# Task brief
Provide the records once more, identical to the original.

# Records for this task
* * * * *

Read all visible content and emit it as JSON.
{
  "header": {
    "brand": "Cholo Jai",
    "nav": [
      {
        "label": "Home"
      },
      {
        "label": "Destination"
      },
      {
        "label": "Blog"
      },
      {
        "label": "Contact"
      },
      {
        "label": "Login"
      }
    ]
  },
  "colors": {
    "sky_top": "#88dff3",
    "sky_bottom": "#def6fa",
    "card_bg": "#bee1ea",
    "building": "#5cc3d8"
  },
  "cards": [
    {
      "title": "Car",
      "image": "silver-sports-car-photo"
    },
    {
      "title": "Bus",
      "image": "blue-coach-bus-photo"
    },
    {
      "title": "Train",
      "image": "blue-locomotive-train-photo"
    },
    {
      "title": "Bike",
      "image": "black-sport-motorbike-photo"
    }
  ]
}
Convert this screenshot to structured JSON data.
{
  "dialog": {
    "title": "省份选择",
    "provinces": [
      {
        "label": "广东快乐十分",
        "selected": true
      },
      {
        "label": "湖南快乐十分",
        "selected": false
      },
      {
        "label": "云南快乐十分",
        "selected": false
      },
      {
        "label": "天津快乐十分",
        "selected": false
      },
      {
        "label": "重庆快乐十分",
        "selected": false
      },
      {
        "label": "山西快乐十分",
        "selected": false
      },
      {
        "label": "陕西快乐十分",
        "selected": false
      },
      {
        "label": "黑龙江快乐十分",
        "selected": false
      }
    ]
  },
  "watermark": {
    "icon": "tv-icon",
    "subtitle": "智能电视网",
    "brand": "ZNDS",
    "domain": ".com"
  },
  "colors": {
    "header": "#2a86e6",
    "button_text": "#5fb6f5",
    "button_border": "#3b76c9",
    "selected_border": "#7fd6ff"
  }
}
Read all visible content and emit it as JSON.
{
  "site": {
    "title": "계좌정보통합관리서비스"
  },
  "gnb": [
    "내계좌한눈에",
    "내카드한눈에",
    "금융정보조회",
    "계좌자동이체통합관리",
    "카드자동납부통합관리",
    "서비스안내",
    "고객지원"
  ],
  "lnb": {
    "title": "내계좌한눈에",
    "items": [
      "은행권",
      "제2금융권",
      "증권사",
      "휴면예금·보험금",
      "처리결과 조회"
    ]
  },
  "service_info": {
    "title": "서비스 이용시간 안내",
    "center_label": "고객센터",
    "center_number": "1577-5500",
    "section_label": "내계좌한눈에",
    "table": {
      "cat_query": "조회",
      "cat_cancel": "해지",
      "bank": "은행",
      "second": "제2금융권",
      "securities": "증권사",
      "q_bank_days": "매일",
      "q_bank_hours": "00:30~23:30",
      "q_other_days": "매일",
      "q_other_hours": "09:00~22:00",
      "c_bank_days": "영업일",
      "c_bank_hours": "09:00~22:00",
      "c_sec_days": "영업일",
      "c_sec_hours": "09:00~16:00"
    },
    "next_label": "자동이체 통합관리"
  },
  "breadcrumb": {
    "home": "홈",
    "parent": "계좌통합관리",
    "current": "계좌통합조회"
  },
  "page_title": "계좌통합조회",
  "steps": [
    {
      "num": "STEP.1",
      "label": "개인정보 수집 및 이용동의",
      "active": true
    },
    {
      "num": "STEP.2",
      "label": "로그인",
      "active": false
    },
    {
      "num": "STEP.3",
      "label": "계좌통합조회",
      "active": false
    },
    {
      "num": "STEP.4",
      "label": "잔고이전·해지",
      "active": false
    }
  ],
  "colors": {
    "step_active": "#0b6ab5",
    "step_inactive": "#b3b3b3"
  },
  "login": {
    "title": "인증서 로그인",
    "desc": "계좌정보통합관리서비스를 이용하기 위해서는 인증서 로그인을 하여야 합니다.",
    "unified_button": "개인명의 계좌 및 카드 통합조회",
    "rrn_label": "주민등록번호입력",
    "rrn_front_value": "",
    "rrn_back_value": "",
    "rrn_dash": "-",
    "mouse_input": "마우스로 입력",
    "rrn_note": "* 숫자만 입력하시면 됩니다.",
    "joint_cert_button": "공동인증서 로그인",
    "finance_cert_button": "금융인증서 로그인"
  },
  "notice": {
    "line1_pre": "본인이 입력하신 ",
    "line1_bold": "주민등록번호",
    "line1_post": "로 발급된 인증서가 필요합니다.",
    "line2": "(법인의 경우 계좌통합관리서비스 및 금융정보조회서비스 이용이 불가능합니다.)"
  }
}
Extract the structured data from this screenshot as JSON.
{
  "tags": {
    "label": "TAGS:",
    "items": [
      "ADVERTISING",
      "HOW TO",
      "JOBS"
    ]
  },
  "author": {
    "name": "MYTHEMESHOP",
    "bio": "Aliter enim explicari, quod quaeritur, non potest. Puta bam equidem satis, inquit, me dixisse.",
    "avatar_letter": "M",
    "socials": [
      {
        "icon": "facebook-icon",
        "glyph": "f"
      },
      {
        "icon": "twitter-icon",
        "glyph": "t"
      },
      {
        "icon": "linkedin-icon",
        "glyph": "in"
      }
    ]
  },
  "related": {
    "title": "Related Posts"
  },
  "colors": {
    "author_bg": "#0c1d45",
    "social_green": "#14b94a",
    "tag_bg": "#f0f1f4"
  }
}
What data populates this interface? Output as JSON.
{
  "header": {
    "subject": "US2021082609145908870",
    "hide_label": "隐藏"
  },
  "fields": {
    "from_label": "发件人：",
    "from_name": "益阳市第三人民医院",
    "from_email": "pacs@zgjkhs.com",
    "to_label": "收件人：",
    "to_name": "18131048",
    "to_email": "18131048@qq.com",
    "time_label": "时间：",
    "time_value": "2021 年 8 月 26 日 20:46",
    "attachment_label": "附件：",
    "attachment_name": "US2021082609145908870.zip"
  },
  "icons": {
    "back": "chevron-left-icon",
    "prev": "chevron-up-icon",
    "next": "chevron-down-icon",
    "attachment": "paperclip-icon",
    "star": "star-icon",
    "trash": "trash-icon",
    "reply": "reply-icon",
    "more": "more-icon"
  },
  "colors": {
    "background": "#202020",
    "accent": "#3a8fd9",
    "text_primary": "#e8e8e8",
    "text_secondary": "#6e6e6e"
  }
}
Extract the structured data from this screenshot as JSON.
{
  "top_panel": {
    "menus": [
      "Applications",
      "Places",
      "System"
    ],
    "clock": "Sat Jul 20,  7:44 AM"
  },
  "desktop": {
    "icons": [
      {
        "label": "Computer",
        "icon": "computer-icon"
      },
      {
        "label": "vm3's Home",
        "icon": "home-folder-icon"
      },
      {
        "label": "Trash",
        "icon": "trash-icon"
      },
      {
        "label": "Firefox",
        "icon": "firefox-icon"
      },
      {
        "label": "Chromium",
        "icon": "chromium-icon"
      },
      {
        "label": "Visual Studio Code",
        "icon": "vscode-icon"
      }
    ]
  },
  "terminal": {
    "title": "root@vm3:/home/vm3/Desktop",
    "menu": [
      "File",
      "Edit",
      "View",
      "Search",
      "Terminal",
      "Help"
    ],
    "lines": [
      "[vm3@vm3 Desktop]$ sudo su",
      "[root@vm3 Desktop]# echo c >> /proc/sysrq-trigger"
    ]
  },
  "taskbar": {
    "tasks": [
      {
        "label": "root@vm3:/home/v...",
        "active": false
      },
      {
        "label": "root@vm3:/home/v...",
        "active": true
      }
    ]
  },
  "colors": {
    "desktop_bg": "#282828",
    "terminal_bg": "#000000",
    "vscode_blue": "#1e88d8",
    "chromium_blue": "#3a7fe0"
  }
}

* * * * *

# Solution to the problem
Read all visible content and emit it as JSON.
{
  "header": {
    "brand": "Cholo Jai",
    "nav": [
      {
        "label": "Home"
      },
      {
        "label": "Destination"
      },
      {
        "label": "Blog"
      },
      {
        "label": "Contact"
      },
      {
        "label": "Login"
      }
    ]
  },
  "colors": {
    "sky_top": "#88dff3",
    "sky_bottom": "#def6fa",
    "card_bg": "#bee1ea",
    "building": "#5cc3d8"
  },
  "cards": [
    {
      "title": "Car",
      "image": "silver-sports-car-photo"
    },
    {
      "title": "Bus",
      "image": "blue-coach-bus-photo"
    },
    {
      "title": "Train",
      "image": "blue-locomotive-train-photo"
    },
    {
      "title": "Bike",
      "image": "black-sport-motorbike-photo"
    }
  ]
}
Convert this screenshot to structured JSON data.
{
  "dialog": {
    "title": "省份选择",
    "provinces": [
      {
        "label": "广东快乐十分",
        "selected": true
      },
      {
        "label": "湖南快乐十分",
        "selected": false
      },
      {
        "label": "云南快乐十分",
        "selected": false
      },
      {
        "label": "天津快乐十分",
        "selected": false
      },
      {
        "label": "重庆快乐十分",
        "selected": false
      },
      {
        "label": "山西快乐十分",
        "selected": false
      },
      {
        "label": "陕西快乐十分",
        "selected": false
      },
      {
        "label": "黑龙江快乐十分",
        "selected": false
      }
    ]
  },
  "watermark": {
    "icon": "tv-icon",
    "subtitle": "智能电视网",
    "brand": "ZNDS",
    "domain": ".com"
  },
  "colors": {
    "header": "#2a86e6",
    "button_text": "#5fb6f5",
    "button_border": "#3b76c9",
    "selected_border": "#7fd6ff"
  }
}
Read all visible content and emit it as JSON.
{
  "site": {
    "title": "계좌정보통합관리서비스"
  },
  "gnb": [
    "내계좌한눈에",
    "내카드한눈에",
    "금융정보조회",
    "계좌자동이체통합관리",
    "카드자동납부통합관리",
    "서비스안내",
    "고객지원"
  ],
  "lnb": {
    "title": "내계좌한눈에",
    "items": [
      "은행권",
      "제2금융권",
      "증권사",
      "휴면예금·보험금",
      "처리결과 조회"
    ]
  },
  "service_info": {
    "title": "서비스 이용시간 안내",
    "center_label": "고객센터",
    "center_number": "1577-5500",
    "section_label": "내계좌한눈에",
    "table": {
      "cat_query": "조회",
      "cat_cancel": "해지",
      "bank": "은행",
      "second": "제2금융권",
      "securities": "증권사",
      "q_bank_days": "매일",
      "q_bank_hours": "00:30~23:30",
      "q_other_days": "매일",
      "q_other_hours": "09:00~22:00",
      "c_bank_days": "영업일",
      "c_bank_hours": "09:00~22:00",
      "c_sec_days": "영업일",
      "c_sec_hours": "09:00~16:00"
    },
    "next_label": "자동이체 통합관리"
  },
  "breadcrumb": {
    "home": "홈",
    "parent": "계좌통합관리",
    "current": "계좌통합조회"
  },
  "page_title": "계좌통합조회",
  "steps": [
    {
      "num": "STEP.1",
      "label": "개인정보 수집 및 이용동의",
      "active": true
    },
    {
      "num": "STEP.2",
      "label": "로그인",
      "active": false
    },
    {
      "num": "STEP.3",
      "label": "계좌통합조회",
      "active": false
    },
    {
      "num": "STEP.4",
      "label": "잔고이전·해지",
      "active": false
    }
  ],
  "colors": {
    "step_active": "#0b6ab5",
    "step_inactive": "#b3b3b3"
  },
  "login": {
    "title": "인증서 로그인",
    "desc": "계좌정보통합관리서비스를 이용하기 위해서는 인증서 로그인을 하여야 합니다.",
    "unified_button": "개인명의 계좌 및 카드 통합조회",
    "rrn_label": "주민등록번호입력",
    "rrn_front_value": "",
    "rrn_back_value": "",
    "rrn_dash": "-",
    "mouse_input": "마우스로 입력",
    "rrn_note": "* 숫자만 입력하시면 됩니다.",
    "joint_cert_button": "공동인증서 로그인",
    "finance_cert_button": "금융인증서 로그인"
  },
  "notice": {
    "line1_pre": "본인이 입력하신 ",
    "line1_bold": "주민등록번호",
    "line1_post": "로 발급된 인증서가 필요합니다.",
    "line2": "(법인의 경우 계좌통합관리서비스 및 금융정보조회서비스 이용이 불가능합니다.)"
  }
}
Extract the structured data from this screenshot as JSON.
{
  "tags": {
    "label": "TAGS:",
    "items": [
      "ADVERTISING",
      "HOW TO",
      "JOBS"
    ]
  },
  "author": {
    "name": "MYTHEMESHOP",
    "bio": "Aliter enim explicari, quod quaeritur, non potest. Puta bam equidem satis, inquit, me dixisse.",
    "avatar_letter": "M",
    "socials": [
      {
        "icon": "facebook-icon",
        "glyph": "f"
      },
      {
        "icon": "twitter-icon",
        "glyph": "t"
      },
      {
        "icon": "linkedin-icon",
        "glyph": "in"
      }
    ]
  },
  "related": {
    "title": "Related Posts"
  },
  "colors": {
    "author_bg": "#0c1d45",
    "social_green": "#14b94a",
    "tag_bg": "#f0f1f4"
  }
}
What data populates this interface? Output as JSON.
{
  "header": {
    "subject": "US2021082609145908870",
    "hide_label": "隐藏"
  },
  "fields": {
    "from_label": "发件人：",
    "from_name": "益阳市第三人民医院",
    "from_email": "pacs@zgjkhs.com",
    "to_label": "收件人：",
    "to_name": "18131048",
    "to_email": "18131048@qq.com",
    "time_label": "时间：",
    "time_value": "2021 年 8 月 26 日 20:46",
    "attachment_label": "附件：",
    "attachment_name": "US2021082609145908870.zip"
  },
  "icons": {
    "back": "chevron-left-icon",
    "prev": "chevron-up-icon",
    "next": "chevron-down-icon",
    "attachment": "paperclip-icon",
    "star": "star-icon",
    "trash": "trash-icon",
    "reply": "reply-icon",
    "more": "more-icon"
  },
  "colors": {
    "background": "#202020",
    "accent": "#3a8fd9",
    "text_primary": "#e8e8e8",
    "text_secondary": "#6e6e6e"
  }
}
Extract the structured data from this screenshot as JSON.
{
  "top_panel": {
    "menus": [
      "Applications",
      "Places",
      "System"
    ],
    "clock": "Sat Jul 20,  7:44 AM"
  },
  "desktop": {
    "icons": [
      {
        "label": "Computer",
        "icon": "computer-icon"
      },
      {
        "label": "vm3's Home",
        "icon": "home-folder-icon"
      },
      {
        "label": "Trash",
        "icon": "trash-icon"
      },
      {
        "label": "Firefox",
        "icon": "firefox-icon"
      },
      {
        "label": "Chromium",
        "icon": "chromium-icon"
      },
      {
        "label": "Visual Studio Code",
        "icon": "vscode-icon"
      }
    ]
  },
  "terminal": {
    "title": "root@vm3:/home/vm3/Desktop",
    "menu": [
      "File",
      "Edit",
      "View",
      "Search",
      "Terminal",
      "Help"
    ],
    "lines": [
      "[vm3@vm3 Desktop]$ sudo su",
      "[root@vm3 Desktop]# echo c >> /proc/sysrq-trigger"
    ]
  },
  "taskbar": {
    "tasks": [
      {
        "label": "root@vm3:/home/v...",
        "active": false
      },
      {
        "label": "root@vm3:/home/v...",
        "active": true
      }
    ]
  },
  "colors": {
    "desktop_bg": "#282828",
    "terminal_bg": "#000000",
    "vscode_blue": "#1e88d8",
    "chromium_blue": "#3a7fe0"
  }
}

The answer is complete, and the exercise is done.